◆ **SHORT TASK**: Write out all records as given; omit images.

## Start INPUT RECORDS

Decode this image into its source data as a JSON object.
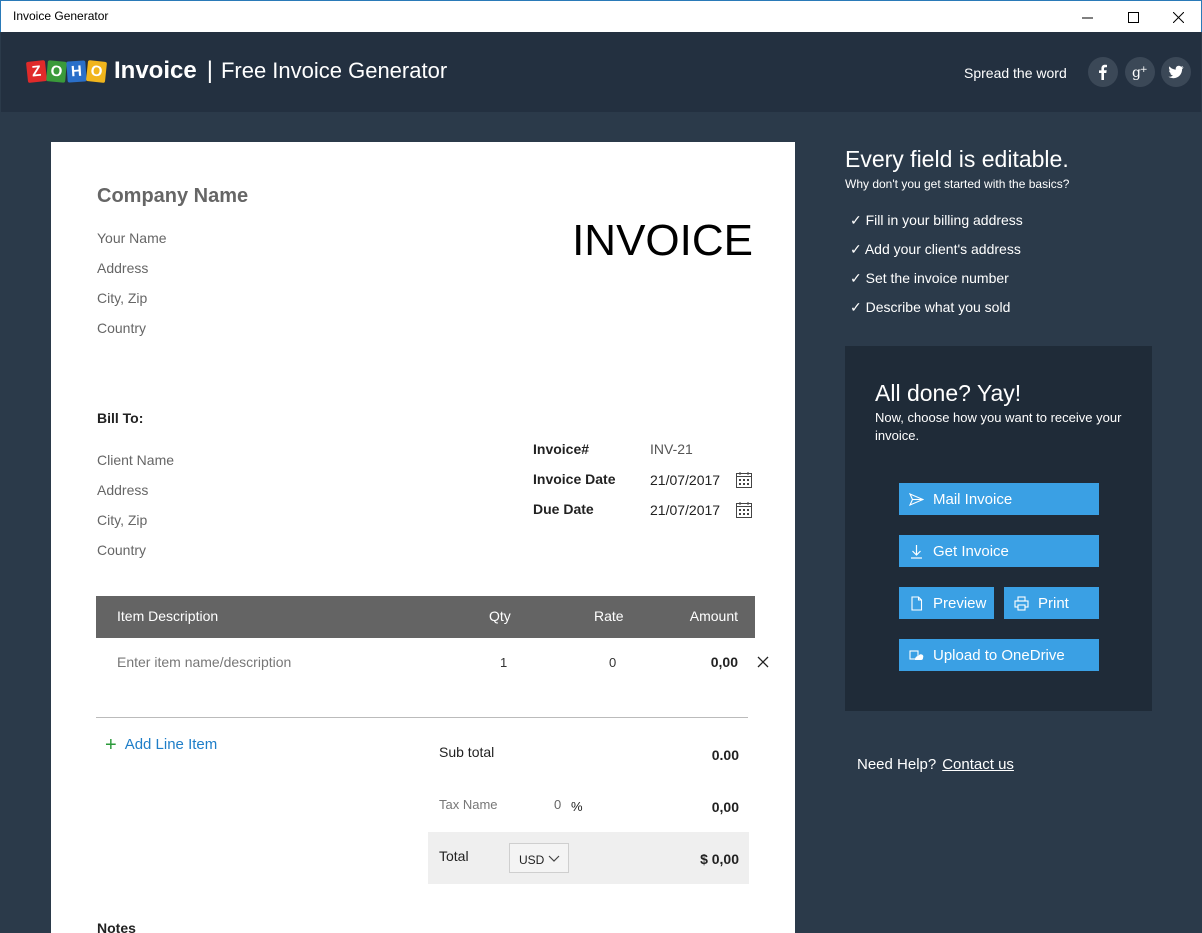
{
  "window": {
    "title": "Invoice Generator"
  },
  "header": {
    "logo_letters": [
      "Z",
      "O",
      "H",
      "O"
    ],
    "logo_product": "Invoice",
    "separator": "|",
    "subtitle": "Free Invoice Generator",
    "spread_label": "Spread the word",
    "social_icons": [
      "facebook-icon",
      "google-plus-icon",
      "twitter-icon"
    ]
  },
  "invoice": {
    "company_name": "Company Name",
    "from": [
      "Your Name",
      "Address",
      "City, Zip",
      "Country"
    ],
    "title": "INVOICE",
    "bill_to_label": "Bill To:",
    "client": [
      "Client Name",
      "Address",
      "City, Zip",
      "Country"
    ],
    "meta": {
      "invoice_no_label": "Invoice#",
      "invoice_no": "INV-21",
      "invoice_date_label": "Invoice Date",
      "invoice_date": "21/07/2017",
      "due_date_label": "Due Date",
      "due_date": "21/07/2017"
    },
    "table": {
      "headers": {
        "desc": "Item Description",
        "qty": "Qty",
        "rate": "Rate",
        "amount": "Amount"
      },
      "rows": [
        {
          "desc_placeholder": "Enter item name/description",
          "qty": "1",
          "rate": "0",
          "amount": "0,00"
        }
      ]
    },
    "add_line_label": "Add Line Item",
    "add_line_icon": "+",
    "totals": {
      "subtotal_label": "Sub total",
      "subtotal": "0.00",
      "tax_label": "Tax Name",
      "tax_rate": "0",
      "tax_unit": "%",
      "tax_amount": "0,00",
      "total_label": "Total",
      "currency": "USD",
      "total": "$ 0,00"
    },
    "notes_label": "Notes"
  },
  "sidebar": {
    "title": "Every field is editable.",
    "subtitle": "Why don't you get started with the basics?",
    "checklist": [
      "✓ Fill in your billing address",
      "✓ Add your client's address",
      "✓ Set the invoice number",
      "✓ Describe what you sold"
    ],
    "done_title": "All done? Yay!",
    "done_sub": "Now, choose how you want to receive your invoice.",
    "buttons": {
      "mail": "Mail Invoice",
      "get": "Get Invoice",
      "preview": "Preview",
      "print": "Print",
      "onedrive": "Upload to OneDrive"
    },
    "help_label": "Need Help?",
    "contact_label": "Contact us"
  },
  "colors": {
    "header_bg": "#233040",
    "main_bg": "#2b3a4a",
    "panel_bg": "#1f2b38",
    "button_blue": "#3aa0e4",
    "table_header": "#646464",
    "link_blue": "#1e7ec8",
    "plus_green": "#2b9a3a"
  }
}
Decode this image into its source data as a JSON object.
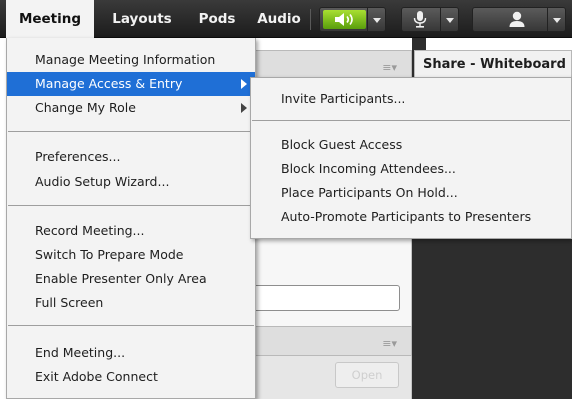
{
  "menubar": {
    "menus": [
      {
        "label": "Meeting",
        "active": true
      },
      {
        "label": "Layouts",
        "active": false
      },
      {
        "label": "Pods",
        "active": false
      },
      {
        "label": "Audio",
        "active": false
      }
    ],
    "icons": [
      "speaker-icon",
      "microphone-icon",
      "user-icon"
    ],
    "accent_color": "#7ac51f"
  },
  "meeting_menu": {
    "items": [
      {
        "label": "Manage Meeting Information"
      },
      {
        "label": "Manage Access & Entry",
        "highlighted": true,
        "has_submenu": true
      },
      {
        "label": "Change My Role",
        "has_submenu": true
      },
      {
        "label": "Preferences..."
      },
      {
        "label": "Audio Setup Wizard..."
      },
      {
        "label": "Record Meeting..."
      },
      {
        "label": "Switch To Prepare Mode"
      },
      {
        "label": "Enable Presenter Only Area"
      },
      {
        "label": "Full Screen"
      },
      {
        "label": "End Meeting..."
      },
      {
        "label": "Exit Adobe Connect"
      }
    ],
    "highlight_color": "#1f6fd6"
  },
  "access_submenu": {
    "items": [
      {
        "label": "Invite Participants..."
      },
      {
        "label": "Block Guest Access"
      },
      {
        "label": "Block Incoming Attendees..."
      },
      {
        "label": "Place Participants On Hold..."
      },
      {
        "label": "Auto-Promote Participants to Presenters"
      }
    ]
  },
  "share_pod": {
    "title": "Share - Whiteboard"
  },
  "files_pod": {
    "open_label": "Open"
  }
}
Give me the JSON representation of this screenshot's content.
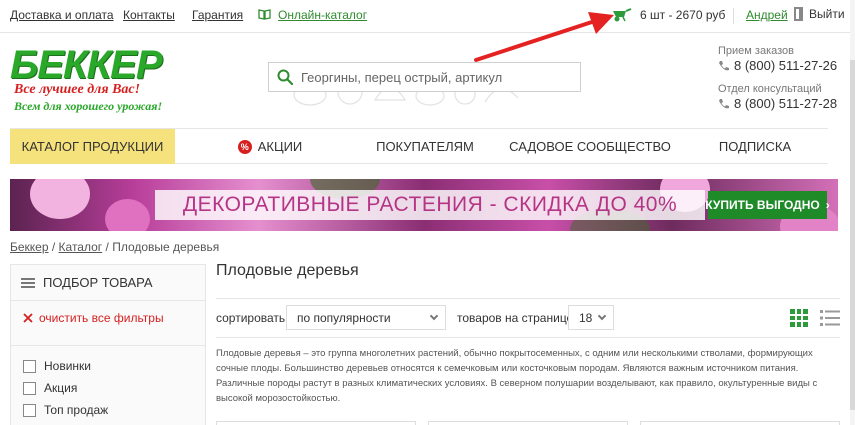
{
  "topbar": {
    "links": [
      {
        "label": "Доставка и оплата"
      },
      {
        "label": "Контакты"
      },
      {
        "label": "Гарантия"
      }
    ],
    "catalog_label": "Онлайн-каталог",
    "cart_text": "6 шт - 2670 руб",
    "user_name": "Андрей",
    "logout_label": "Выйти"
  },
  "logo": {
    "name": "БЕККЕР",
    "slogan1": "Все лучшее для Вас!",
    "slogan2": "Всем для хорошего урожая!"
  },
  "search": {
    "placeholder": "Георгины, перец острый, артикул"
  },
  "contacts": {
    "orders_label": "Прием заказов",
    "orders_phone": "8 (800) 511-27-26",
    "consult_label": "Отдел консультаций",
    "consult_phone": "8 (800) 511-27-28"
  },
  "nav": {
    "items": [
      {
        "label": "КАТАЛОГ ПРОДУКЦИИ"
      },
      {
        "label": "АКЦИИ"
      },
      {
        "label": "ПОКУПАТЕЛЯМ"
      },
      {
        "label": "САДОВОЕ СООБЩЕСТВО"
      },
      {
        "label": "ПОДПИСКА"
      }
    ],
    "promo_icon_text": "%"
  },
  "banner": {
    "text": "ДЕКОРАТИВНЫЕ РАСТЕНИЯ - СКИДКА ДО 40%",
    "button_label": "КУПИТЬ ВЫГОДНО",
    "button_arrow": "›"
  },
  "breadcrumb": {
    "items": [
      "Беккер",
      "Каталог",
      "Плодовые деревья"
    ],
    "separator": " / "
  },
  "sidebar": {
    "title": "ПОДБОР ТОВАРА",
    "clear_label": "очистить все фильтры",
    "filters": [
      {
        "label": "Новинки"
      },
      {
        "label": "Акция"
      },
      {
        "label": "Топ продаж"
      }
    ]
  },
  "main": {
    "title": "Плодовые деревья",
    "sort_label": "сортировать",
    "sort_value": "по популярности",
    "per_page_label": "товаров на странице",
    "per_page_value": "18",
    "description": "Плодовые деревья – это группа многолетних растений, обычно покрытосеменных, с одним или несколькими стволами, формирующих сочные плоды. Большинство деревьев относятся к семечковым или косточковым породам. Являются важным источником питания. Различные породы растут в разных климатических условиях. В северном полушарии возделывают, как правило, окультуренные виды с высокой морозостойкостью."
  },
  "colors": {
    "brand_green": "#2aa82a",
    "link_green": "#2e8b2e",
    "accent_yellow": "#f6e27c",
    "red": "#d62020",
    "banner_pink": "#b63486",
    "button_green": "#1e8a28"
  }
}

## End INPUT RECORDS

◆ **SOLUTION**:
Decode this image into its source data as a JSON object.
{
  "window": {
    "title": "Invoice Generator"
  },
  "header": {
    "logo_letters": [
      "Z",
      "O",
      "H",
      "O"
    ],
    "logo_product": "Invoice",
    "separator": "|",
    "subtitle": "Free Invoice Generator",
    "spread_label": "Spread the word",
    "social_icons": [
      "facebook-icon",
      "google-plus-icon",
      "twitter-icon"
    ]
  },
  "invoice": {
    "company_name": "Company Name",
    "from": [
      "Your Name",
      "Address",
      "City, Zip",
      "Country"
    ],
    "title": "INVOICE",
    "bill_to_label": "Bill To:",
    "client": [
      "Client Name",
      "Address",
      "City, Zip",
      "Country"
    ],
    "meta": {
      "invoice_no_label": "Invoice#",
      "invoice_no": "INV-21",
      "invoice_date_label": "Invoice Date",
      "invoice_date": "21/07/2017",
      "due_date_label": "Due Date",
      "due_date": "21/07/2017"
    },
    "table": {
      "headers": {
        "desc": "Item Description",
        "qty": "Qty",
        "rate": "Rate",
        "amount": "Amount"
      },
      "rows": [
        {
          "desc_placeholder": "Enter item name/description",
          "qty": "1",
          "rate": "0",
          "amount": "0,00"
        }
      ]
    },
    "add_line_label": "Add Line Item",
    "add_line_icon": "+",
    "totals": {
      "subtotal_label": "Sub total",
      "subtotal": "0.00",
      "tax_label": "Tax Name",
      "tax_rate": "0",
      "tax_unit": "%",
      "tax_amount": "0,00",
      "total_label": "Total",
      "currency": "USD",
      "total": "$ 0,00"
    },
    "notes_label": "Notes"
  },
  "sidebar": {
    "title": "Every field is editable.",
    "subtitle": "Why don't you get started with the basics?",
    "checklist": [
      "✓ Fill in your billing address",
      "✓ Add your client's address",
      "✓ Set the invoice number",
      "✓ Describe what you sold"
    ],
    "done_title": "All done? Yay!",
    "done_sub": "Now, choose how you want to receive your invoice.",
    "buttons": {
      "mail": "Mail Invoice",
      "get": "Get Invoice",
      "preview": "Preview",
      "print": "Print",
      "onedrive": "Upload to OneDrive"
    },
    "help_label": "Need Help?",
    "contact_label": "Contact us"
  },
  "colors": {
    "header_bg": "#233040",
    "main_bg": "#2b3a4a",
    "panel_bg": "#1f2b38",
    "button_blue": "#3aa0e4",
    "table_header": "#646464",
    "link_blue": "#1e7ec8",
    "plus_green": "#2b9a3a"
  }
}
Decode this image into its source data as a JSON object.
{
  "menubar": {
    "menus": [
      {
        "label": "Meeting",
        "active": true
      },
      {
        "label": "Layouts",
        "active": false
      },
      {
        "label": "Pods",
        "active": false
      },
      {
        "label": "Audio",
        "active": false
      }
    ],
    "icons": [
      "speaker-icon",
      "microphone-icon",
      "user-icon"
    ],
    "accent_color": "#7ac51f"
  },
  "meeting_menu": {
    "items": [
      {
        "label": "Manage Meeting Information"
      },
      {
        "label": "Manage Access & Entry",
        "highlighted": true,
        "has_submenu": true
      },
      {
        "label": "Change My Role",
        "has_submenu": true
      },
      {
        "label": "Preferences..."
      },
      {
        "label": "Audio Setup Wizard..."
      },
      {
        "label": "Record Meeting..."
      },
      {
        "label": "Switch To Prepare Mode"
      },
      {
        "label": "Enable Presenter Only Area"
      },
      {
        "label": "Full Screen"
      },
      {
        "label": "End Meeting..."
      },
      {
        "label": "Exit Adobe Connect"
      }
    ],
    "highlight_color": "#1f6fd6"
  },
  "access_submenu": {
    "items": [
      {
        "label": "Invite Participants..."
      },
      {
        "label": "Block Guest Access"
      },
      {
        "label": "Block Incoming Attendees..."
      },
      {
        "label": "Place Participants On Hold..."
      },
      {
        "label": "Auto-Promote Participants to Presenters"
      }
    ]
  },
  "share_pod": {
    "title": "Share - Whiteboard"
  },
  "files_pod": {
    "open_label": "Open"
  }
}
Give me the JSON representation of this screenshot's content.
{
  "topbar": {
    "links": [
      {
        "label": "Доставка и оплата"
      },
      {
        "label": "Контакты"
      },
      {
        "label": "Гарантия"
      }
    ],
    "catalog_label": "Онлайн-каталог",
    "cart_text": "6 шт - 2670 руб",
    "user_name": "Андрей",
    "logout_label": "Выйти"
  },
  "logo": {
    "name": "БЕККЕР",
    "slogan1": "Все лучшее для Вас!",
    "slogan2": "Всем для хорошего урожая!"
  },
  "search": {
    "placeholder": "Георгины, перец острый, артикул"
  },
  "contacts": {
    "orders_label": "Прием заказов",
    "orders_phone": "8 (800) 511-27-26",
    "consult_label": "Отдел консультаций",
    "consult_phone": "8 (800) 511-27-28"
  },
  "nav": {
    "items": [
      {
        "label": "КАТАЛОГ ПРОДУКЦИИ"
      },
      {
        "label": "АКЦИИ"
      },
      {
        "label": "ПОКУПАТЕЛЯМ"
      },
      {
        "label": "САДОВОЕ СООБЩЕСТВО"
      },
      {
        "label": "ПОДПИСКА"
      }
    ],
    "promo_icon_text": "%"
  },
  "banner": {
    "text": "ДЕКОРАТИВНЫЕ РАСТЕНИЯ - СКИДКА ДО 40%",
    "button_label": "КУПИТЬ ВЫГОДНО",
    "button_arrow": "›"
  },
  "breadcrumb": {
    "items": [
      "Беккер",
      "Каталог",
      "Плодовые деревья"
    ],
    "separator": " / "
  },
  "sidebar": {
    "title": "ПОДБОР ТОВАРА",
    "clear_label": "очистить все фильтры",
    "filters": [
      {
        "label": "Новинки"
      },
      {
        "label": "Акция"
      },
      {
        "label": "Топ продаж"
      }
    ]
  },
  "main": {
    "title": "Плодовые деревья",
    "sort_label": "сортировать",
    "sort_value": "по популярности",
    "per_page_label": "товаров на странице",
    "per_page_value": "18",
    "description": "Плодовые деревья – это группа многолетних растений, обычно покрытосеменных, с одним или несколькими стволами, формирующих сочные плоды. Большинство деревьев относятся к семечковым или косточковым породам. Являются важным источником питания. Различные породы растут в разных климатических условиях. В северном полушарии возделывают, как правило, окультуренные виды с высокой морозостойкостью."
  },
  "colors": {
    "brand_green": "#2aa82a",
    "link_green": "#2e8b2e",
    "accent_yellow": "#f6e27c",
    "red": "#d62020",
    "banner_pink": "#b63486",
    "button_green": "#1e8a28"
  }
}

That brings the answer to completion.